## What is needed
In the entries, find all lines that hold the word "series" and copy them.

## Available data
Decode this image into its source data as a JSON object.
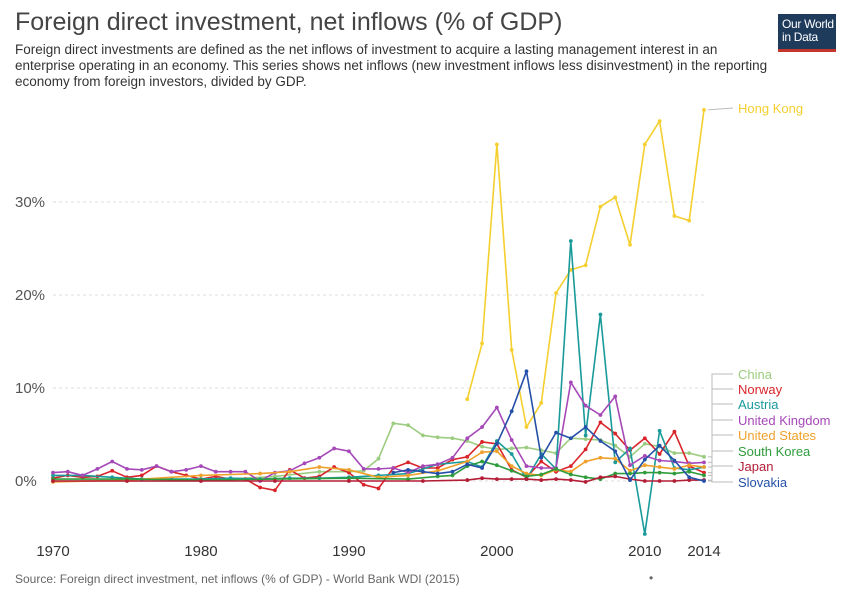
{
  "header": {
    "title": "Foreign direct investment, net inflows (% of GDP)",
    "subtitle": "Foreign direct investments are defined as the net inflows of investment to acquire a lasting management interest in an enterprise operating in an economy. This series shows net inflows (new investment inflows less disinvestment) in the reporting economy from foreign investors, divided by GDP.",
    "logo_line1": "Our World",
    "logo_line2": "in Data"
  },
  "footer": {
    "source": "Source: Foreign direct investment, net inflows (% of GDP) - World Bank WDI (2015)",
    "dot": "•"
  },
  "chart_data": {
    "type": "line",
    "title": "Foreign direct investment, net inflows (% of GDP)",
    "xlabel": "",
    "ylabel": "",
    "xlim": [
      1970,
      2014
    ],
    "ylim": [
      -7,
      40
    ],
    "x_ticks": [
      "1970",
      "1980",
      "1990",
      "2000",
      "2010",
      "2014"
    ],
    "y_ticks": [
      "0%",
      "10%",
      "20%",
      "30%"
    ],
    "grid": "horizontal dashed",
    "legend_placement": "right, at line ends",
    "series": [
      {
        "name": "Hong Kong",
        "color": "#f5cf2f",
        "x": [
          1998,
          1999,
          2000,
          2001,
          2002,
          2003,
          2004,
          2005,
          2006,
          2007,
          2008,
          2009,
          2010,
          2011,
          2012,
          2013,
          2014
        ],
        "y": [
          8.8,
          14.8,
          36.2,
          14.1,
          5.8,
          8.4,
          20.2,
          22.7,
          23.2,
          29.5,
          30.5,
          25.4,
          36.2,
          38.7,
          28.5,
          28.0,
          39.9
        ]
      },
      {
        "name": "China",
        "color": "#9ccc80",
        "x": [
          1970,
          1975,
          1980,
          1982,
          1985,
          1988,
          1990,
          1991,
          1992,
          1993,
          1994,
          1995,
          1996,
          1997,
          1998,
          1999,
          2000,
          2001,
          2002,
          2003,
          2004,
          2005,
          2006,
          2007,
          2008,
          2009,
          2010,
          2011,
          2012,
          2013,
          2014
        ],
        "y": [
          0,
          0,
          0,
          0.2,
          0.5,
          1.0,
          1.0,
          1.1,
          2.4,
          6.2,
          6.0,
          4.9,
          4.7,
          4.6,
          4.3,
          3.7,
          3.4,
          3.5,
          3.6,
          3.3,
          3.0,
          4.6,
          4.5,
          4.4,
          3.8,
          2.6,
          4.0,
          3.7,
          3.0,
          3.0,
          2.6
        ]
      },
      {
        "name": "Norway",
        "color": "#d8242a",
        "x": [
          1970,
          1971,
          1972,
          1973,
          1974,
          1975,
          1976,
          1977,
          1978,
          1979,
          1980,
          1981,
          1982,
          1983,
          1984,
          1985,
          1986,
          1987,
          1988,
          1989,
          1990,
          1991,
          1992,
          1993,
          1994,
          1995,
          1996,
          1997,
          1998,
          1999,
          2000,
          2001,
          2002,
          2003,
          2004,
          2005,
          2006,
          2007,
          2008,
          2009,
          2010,
          2011,
          2012,
          2013,
          2014
        ],
        "y": [
          0.3,
          0.6,
          0.4,
          0.5,
          1.1,
          0.4,
          0.6,
          1.6,
          1.0,
          0.6,
          0.2,
          0.5,
          0.2,
          0.2,
          -0.7,
          -1.0,
          1.2,
          0.3,
          0.5,
          1.5,
          0.9,
          -0.4,
          -0.8,
          1.4,
          2.0,
          1.4,
          1.4,
          2.3,
          2.6,
          4.2,
          4.0,
          1.2,
          0.4,
          2.1,
          1.0,
          1.6,
          3.4,
          6.3,
          5.1,
          3.3,
          4.6,
          2.9,
          5.3,
          1.6,
          0.9
        ]
      },
      {
        "name": "Austria",
        "color": "#1a9a9a",
        "x": [
          1970,
          1972,
          1974,
          1976,
          1978,
          1980,
          1982,
          1984,
          1986,
          1988,
          1990,
          1992,
          1994,
          1996,
          1998,
          1999,
          2000,
          2001,
          2002,
          2003,
          2004,
          2005,
          2006,
          2007,
          2008,
          2009,
          2010,
          2011,
          2012,
          2013,
          2014
        ],
        "y": [
          0.6,
          0.6,
          0.4,
          0.2,
          0.2,
          0.2,
          0.3,
          0.2,
          0.3,
          0.3,
          0.4,
          0.6,
          0.8,
          1.8,
          2.1,
          1.5,
          4.3,
          2.9,
          0.2,
          2.9,
          1.3,
          25.8,
          4.9,
          17.9,
          2.0,
          3.5,
          -5.7,
          5.4,
          1.4,
          1.2,
          1.5
        ]
      },
      {
        "name": "United Kingdom",
        "color": "#a649b8",
        "x": [
          1970,
          1971,
          1972,
          1973,
          1974,
          1975,
          1976,
          1977,
          1978,
          1979,
          1980,
          1981,
          1982,
          1983,
          1984,
          1985,
          1986,
          1987,
          1988,
          1989,
          1990,
          1991,
          1992,
          1993,
          1994,
          1995,
          1996,
          1997,
          1998,
          1999,
          2000,
          2001,
          2002,
          2003,
          2004,
          2005,
          2006,
          2007,
          2008,
          2009,
          2010,
          2011,
          2012,
          2013,
          2014
        ],
        "y": [
          0.9,
          1.0,
          0.6,
          1.3,
          2.1,
          1.3,
          1.2,
          1.6,
          1.0,
          1.2,
          1.6,
          1.0,
          1.0,
          1.0,
          0.0,
          0.9,
          1.1,
          1.9,
          2.5,
          3.5,
          3.2,
          1.3,
          1.3,
          1.4,
          0.9,
          1.6,
          1.8,
          2.5,
          4.6,
          5.8,
          7.9,
          4.4,
          1.6,
          1.4,
          1.4,
          10.6,
          8.1,
          7.1,
          9.1,
          1.7,
          2.7,
          2.2,
          2.1,
          1.9,
          2.0
        ]
      },
      {
        "name": "United States",
        "color": "#f0a12b",
        "x": [
          1970,
          1975,
          1980,
          1984,
          1986,
          1988,
          1990,
          1992,
          1994,
          1996,
          1998,
          1999,
          2000,
          2001,
          2002,
          2003,
          2004,
          2005,
          2006,
          2007,
          2008,
          2009,
          2010,
          2011,
          2012,
          2013,
          2014
        ],
        "y": [
          -0.1,
          0.1,
          0.6,
          0.8,
          1.0,
          1.5,
          1.2,
          0.4,
          0.6,
          1.1,
          2.1,
          3.1,
          3.2,
          1.6,
          0.8,
          0.6,
          1.2,
          1.0,
          2.1,
          2.5,
          2.4,
          1.1,
          1.7,
          1.5,
          1.3,
          1.7,
          1.5
        ]
      },
      {
        "name": "South Korea",
        "color": "#2f9c3c",
        "x": [
          1970,
          1975,
          1980,
          1985,
          1990,
          1994,
          1996,
          1997,
          1998,
          1999,
          2000,
          2001,
          2002,
          2003,
          2004,
          2005,
          2006,
          2007,
          2008,
          2009,
          2010,
          2011,
          2012,
          2013,
          2014
        ],
        "y": [
          0.2,
          0.2,
          0.1,
          0.2,
          0.3,
          0.2,
          0.5,
          0.6,
          1.6,
          2.1,
          1.7,
          1.1,
          0.5,
          0.7,
          1.3,
          0.7,
          0.4,
          0.2,
          0.8,
          0.8,
          0.9,
          0.9,
          0.8,
          1.0,
          0.6
        ]
      },
      {
        "name": "Japan",
        "color": "#b31d36",
        "x": [
          1970,
          1975,
          1980,
          1985,
          1990,
          1995,
          1998,
          1999,
          2000,
          2001,
          2002,
          2003,
          2004,
          2005,
          2006,
          2007,
          2008,
          2009,
          2010,
          2011,
          2012,
          2013,
          2014
        ],
        "y": [
          0.0,
          0.0,
          0.0,
          0.0,
          0.0,
          0.0,
          0.1,
          0.3,
          0.2,
          0.2,
          0.2,
          0.1,
          0.2,
          0.1,
          -0.1,
          0.4,
          0.5,
          0.2,
          0.0,
          0.0,
          0.0,
          0.1,
          0.1
        ]
      },
      {
        "name": "Slovakia",
        "color": "#2550a8",
        "x": [
          1993,
          1994,
          1995,
          1996,
          1997,
          1998,
          1999,
          2000,
          2001,
          2002,
          2003,
          2004,
          2005,
          2006,
          2007,
          2008,
          2009,
          2010,
          2011,
          2012,
          2013,
          2014
        ],
        "y": [
          0.9,
          1.2,
          1.0,
          0.8,
          1.0,
          1.8,
          1.4,
          4.0,
          7.5,
          11.8,
          2.5,
          5.2,
          4.6,
          5.8,
          4.3,
          3.2,
          0.1,
          2.3,
          3.8,
          2.2,
          0.4,
          0.0
        ]
      }
    ]
  }
}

## Finished task
    "subtitle": "Foreign direct investments are defined as the net inflows of investment to acquire a lasting management interest in an enterprise operating in an economy. This series shows net inflows (new investment inflows less disinvestment) in the reporting economy from foreign investors, divided by GDP.",
    "series": [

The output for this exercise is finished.